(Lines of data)
^^^^^^^^^^^^^^^^

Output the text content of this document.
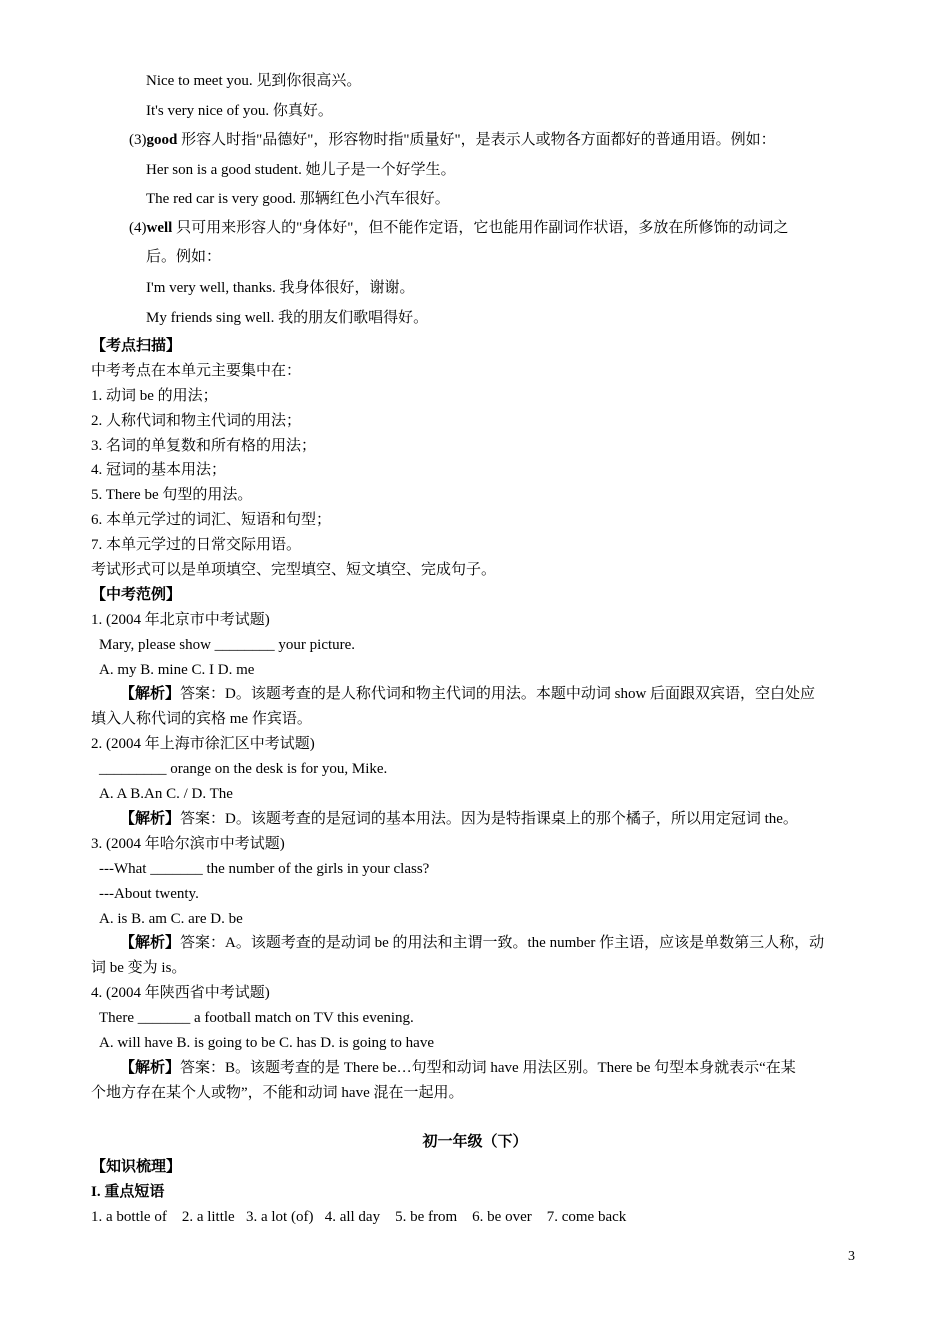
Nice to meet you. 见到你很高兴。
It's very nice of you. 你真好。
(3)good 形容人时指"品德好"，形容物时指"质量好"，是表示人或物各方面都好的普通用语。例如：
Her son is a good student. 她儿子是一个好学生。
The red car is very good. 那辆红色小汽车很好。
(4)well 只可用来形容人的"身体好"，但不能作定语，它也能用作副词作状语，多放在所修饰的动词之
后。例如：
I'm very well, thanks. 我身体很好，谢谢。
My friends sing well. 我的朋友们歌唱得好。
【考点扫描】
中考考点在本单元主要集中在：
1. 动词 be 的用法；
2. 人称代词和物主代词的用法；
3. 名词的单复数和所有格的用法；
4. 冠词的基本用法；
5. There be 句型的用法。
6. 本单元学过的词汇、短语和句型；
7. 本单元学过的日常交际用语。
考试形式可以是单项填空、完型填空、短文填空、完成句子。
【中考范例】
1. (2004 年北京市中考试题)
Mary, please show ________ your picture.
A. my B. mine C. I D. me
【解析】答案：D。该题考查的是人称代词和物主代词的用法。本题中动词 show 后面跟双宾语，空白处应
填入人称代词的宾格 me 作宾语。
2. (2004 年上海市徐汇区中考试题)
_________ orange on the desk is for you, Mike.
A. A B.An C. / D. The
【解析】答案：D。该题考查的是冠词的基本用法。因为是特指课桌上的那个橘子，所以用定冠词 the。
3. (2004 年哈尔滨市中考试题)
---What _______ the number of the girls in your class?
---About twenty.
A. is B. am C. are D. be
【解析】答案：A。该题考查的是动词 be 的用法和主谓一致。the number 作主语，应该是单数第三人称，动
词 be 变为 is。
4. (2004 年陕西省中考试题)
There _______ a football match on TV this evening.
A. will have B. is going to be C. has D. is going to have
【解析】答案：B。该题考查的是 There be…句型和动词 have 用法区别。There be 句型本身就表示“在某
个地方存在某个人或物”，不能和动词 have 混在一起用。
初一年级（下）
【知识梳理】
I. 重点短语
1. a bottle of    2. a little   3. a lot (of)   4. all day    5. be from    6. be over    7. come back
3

^^^^^^^^^^^^^^^^

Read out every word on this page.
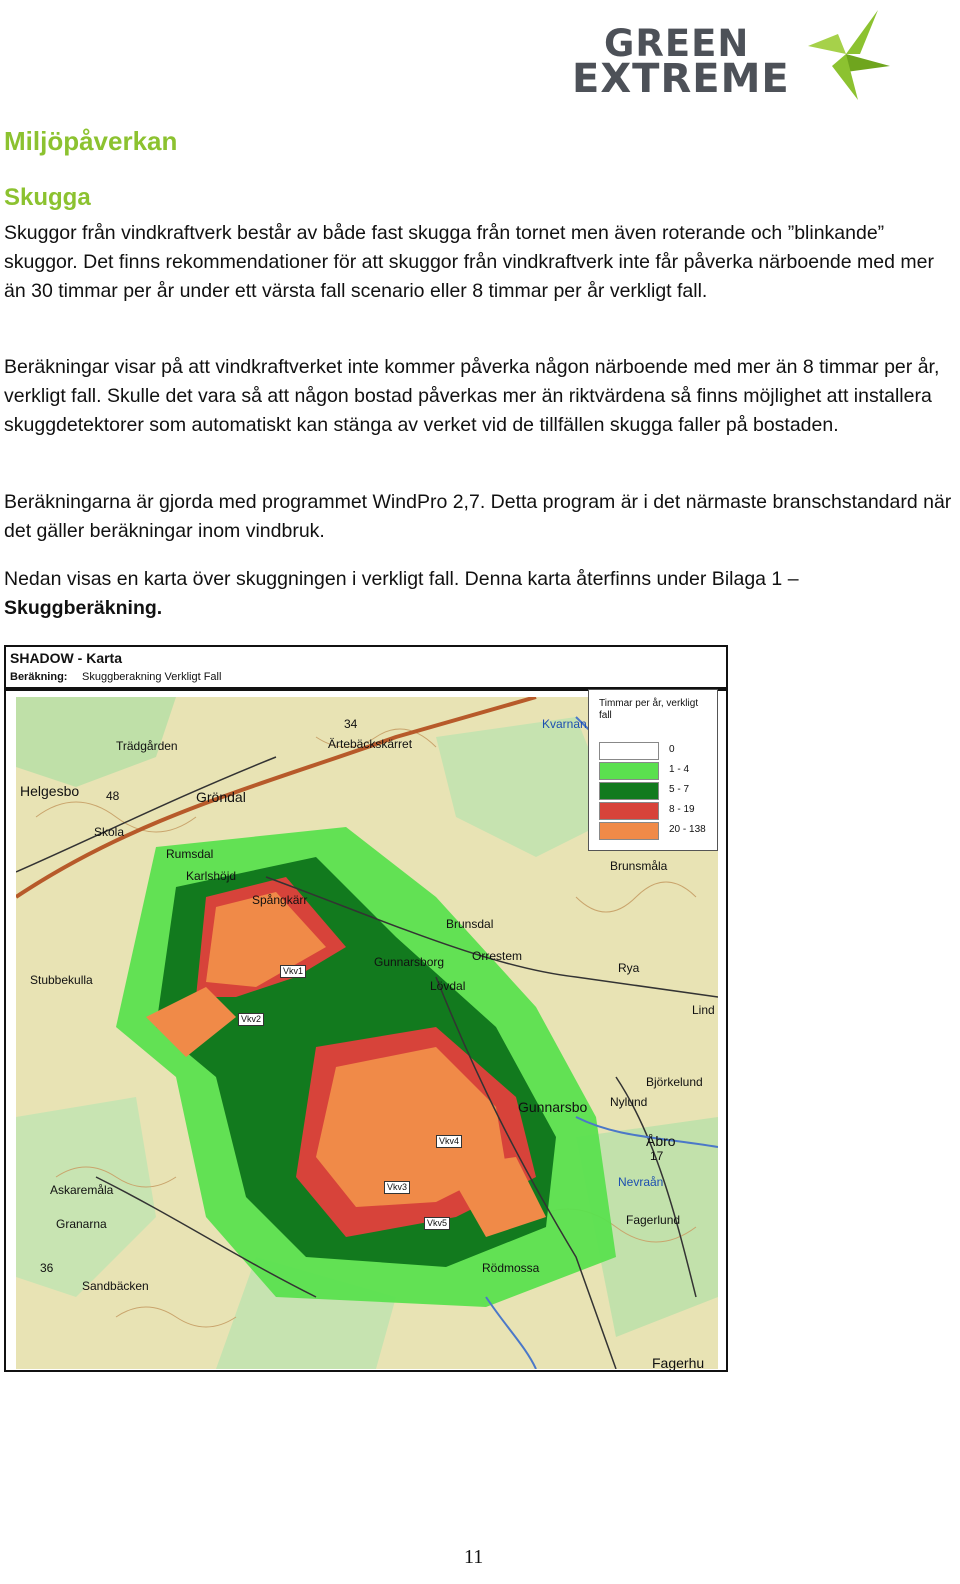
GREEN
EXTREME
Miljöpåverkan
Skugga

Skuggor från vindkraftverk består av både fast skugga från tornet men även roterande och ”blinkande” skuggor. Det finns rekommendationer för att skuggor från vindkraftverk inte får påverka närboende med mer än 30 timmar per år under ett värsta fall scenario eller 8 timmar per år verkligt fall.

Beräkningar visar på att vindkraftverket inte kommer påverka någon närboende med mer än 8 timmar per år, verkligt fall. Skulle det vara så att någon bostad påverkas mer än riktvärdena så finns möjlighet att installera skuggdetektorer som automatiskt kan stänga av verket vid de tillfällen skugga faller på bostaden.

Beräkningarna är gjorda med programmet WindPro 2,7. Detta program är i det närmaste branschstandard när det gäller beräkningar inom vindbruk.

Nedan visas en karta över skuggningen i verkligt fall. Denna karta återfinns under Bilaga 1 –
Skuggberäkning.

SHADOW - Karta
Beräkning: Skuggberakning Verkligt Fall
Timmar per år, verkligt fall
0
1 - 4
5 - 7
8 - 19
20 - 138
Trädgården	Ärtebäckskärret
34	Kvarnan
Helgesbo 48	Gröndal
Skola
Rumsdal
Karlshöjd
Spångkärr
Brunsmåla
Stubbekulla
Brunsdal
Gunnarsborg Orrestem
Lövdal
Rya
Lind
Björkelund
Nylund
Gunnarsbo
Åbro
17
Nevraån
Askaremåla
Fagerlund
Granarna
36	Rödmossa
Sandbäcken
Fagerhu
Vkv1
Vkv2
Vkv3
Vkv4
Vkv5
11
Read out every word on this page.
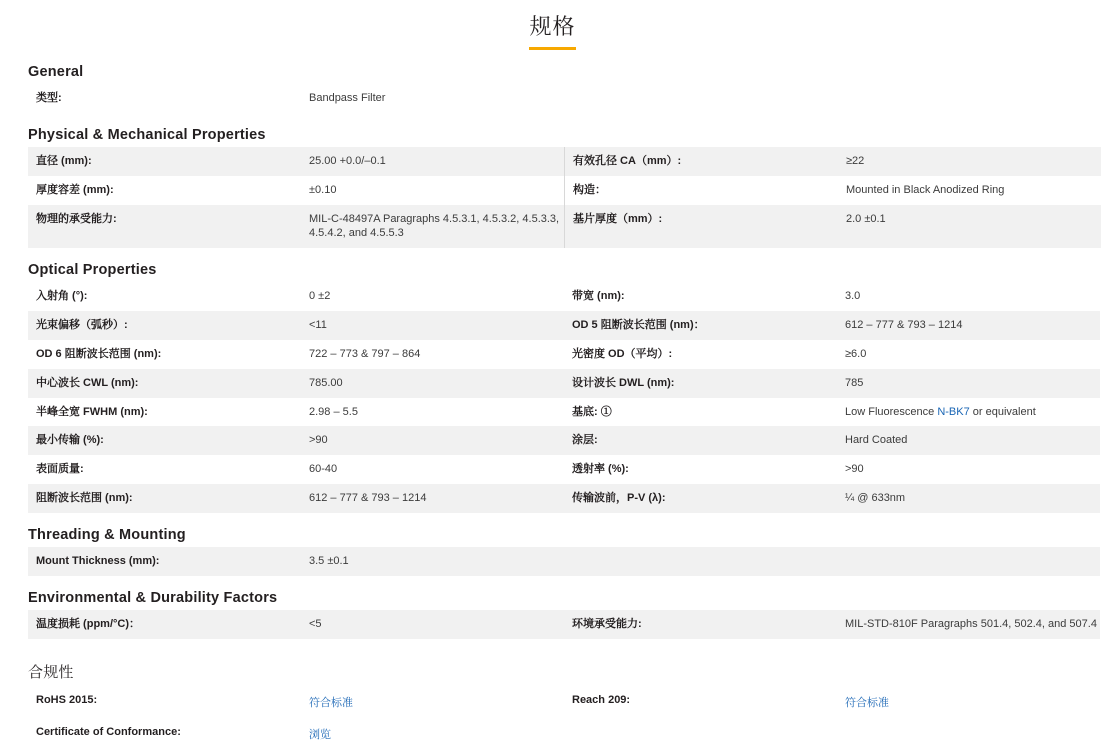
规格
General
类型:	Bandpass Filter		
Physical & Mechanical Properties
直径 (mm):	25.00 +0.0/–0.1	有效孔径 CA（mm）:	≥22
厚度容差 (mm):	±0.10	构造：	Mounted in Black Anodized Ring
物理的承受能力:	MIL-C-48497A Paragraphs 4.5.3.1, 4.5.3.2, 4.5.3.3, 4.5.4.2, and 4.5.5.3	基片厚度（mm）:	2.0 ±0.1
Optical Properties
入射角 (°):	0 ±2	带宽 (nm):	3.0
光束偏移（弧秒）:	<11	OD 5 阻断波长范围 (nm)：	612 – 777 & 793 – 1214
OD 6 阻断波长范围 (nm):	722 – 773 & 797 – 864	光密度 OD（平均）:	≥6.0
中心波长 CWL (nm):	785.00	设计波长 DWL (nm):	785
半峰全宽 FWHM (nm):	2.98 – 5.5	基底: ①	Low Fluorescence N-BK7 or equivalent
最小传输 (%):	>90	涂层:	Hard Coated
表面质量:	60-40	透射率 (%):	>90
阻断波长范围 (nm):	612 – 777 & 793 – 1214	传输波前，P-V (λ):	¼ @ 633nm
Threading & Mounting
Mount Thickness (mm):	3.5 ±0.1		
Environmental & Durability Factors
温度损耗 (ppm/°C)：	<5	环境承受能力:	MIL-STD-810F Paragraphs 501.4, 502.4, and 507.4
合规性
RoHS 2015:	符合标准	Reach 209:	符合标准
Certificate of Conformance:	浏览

^^^^^^^^^^^^^^^^

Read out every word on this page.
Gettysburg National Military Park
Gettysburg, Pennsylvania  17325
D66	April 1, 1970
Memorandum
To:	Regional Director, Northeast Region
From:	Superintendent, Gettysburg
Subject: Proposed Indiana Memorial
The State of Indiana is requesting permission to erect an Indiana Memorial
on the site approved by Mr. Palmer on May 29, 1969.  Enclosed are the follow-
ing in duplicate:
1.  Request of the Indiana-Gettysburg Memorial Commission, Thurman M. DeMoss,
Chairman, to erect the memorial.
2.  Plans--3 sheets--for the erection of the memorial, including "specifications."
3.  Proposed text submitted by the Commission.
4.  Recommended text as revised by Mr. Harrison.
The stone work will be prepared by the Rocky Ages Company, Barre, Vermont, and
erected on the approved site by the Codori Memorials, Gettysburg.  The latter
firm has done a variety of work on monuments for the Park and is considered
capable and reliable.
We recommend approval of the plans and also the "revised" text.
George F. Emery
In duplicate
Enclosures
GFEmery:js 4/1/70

^^^^^^^^^^^^^^^^

• _Written task_
Copy every line of the listing that includes the string "number".

• _Solution to the exercise_
---What _______ the number of the girls in your class?
【解析】答案：A。该题考查的是动词 be 的用法和主谓一致。the number 作主语，应该是单数第三人称，动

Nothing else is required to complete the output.